What you are asked to do:
Go through the records and extract every line with the word "enfin".

|---|

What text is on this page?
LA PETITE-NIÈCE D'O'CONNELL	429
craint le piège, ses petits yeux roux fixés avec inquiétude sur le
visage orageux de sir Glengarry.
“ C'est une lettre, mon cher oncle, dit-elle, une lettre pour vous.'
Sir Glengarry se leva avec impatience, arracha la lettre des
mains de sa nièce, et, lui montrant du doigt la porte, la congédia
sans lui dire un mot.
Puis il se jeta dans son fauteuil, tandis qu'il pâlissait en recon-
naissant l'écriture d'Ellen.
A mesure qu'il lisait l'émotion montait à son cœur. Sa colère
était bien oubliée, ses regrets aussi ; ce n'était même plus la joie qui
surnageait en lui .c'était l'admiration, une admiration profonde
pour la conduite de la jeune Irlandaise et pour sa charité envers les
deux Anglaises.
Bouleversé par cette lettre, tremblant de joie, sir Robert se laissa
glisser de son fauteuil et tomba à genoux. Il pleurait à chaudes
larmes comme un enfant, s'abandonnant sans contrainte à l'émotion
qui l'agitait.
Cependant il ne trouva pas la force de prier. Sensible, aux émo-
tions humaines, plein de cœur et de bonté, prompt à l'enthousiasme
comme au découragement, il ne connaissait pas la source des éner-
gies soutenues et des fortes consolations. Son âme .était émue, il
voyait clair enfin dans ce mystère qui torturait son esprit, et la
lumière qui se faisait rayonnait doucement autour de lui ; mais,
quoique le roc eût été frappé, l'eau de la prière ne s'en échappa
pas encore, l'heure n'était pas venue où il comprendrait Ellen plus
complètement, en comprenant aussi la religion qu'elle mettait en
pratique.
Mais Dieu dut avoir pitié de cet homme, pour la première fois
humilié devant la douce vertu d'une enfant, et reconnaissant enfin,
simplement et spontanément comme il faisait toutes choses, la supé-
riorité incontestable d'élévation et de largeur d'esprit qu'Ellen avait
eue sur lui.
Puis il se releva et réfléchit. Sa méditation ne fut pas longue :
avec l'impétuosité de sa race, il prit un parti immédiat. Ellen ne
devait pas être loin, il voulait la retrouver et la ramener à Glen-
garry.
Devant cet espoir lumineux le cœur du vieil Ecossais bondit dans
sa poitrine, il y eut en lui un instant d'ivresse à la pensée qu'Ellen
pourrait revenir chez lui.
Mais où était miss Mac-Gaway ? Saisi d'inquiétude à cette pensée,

|---|

Response below:
voyait clair enfin dans ce mystère qui torturait son esprit, et la
humilié devant la douce vertu d'une enfant, et reconnaissant enfin,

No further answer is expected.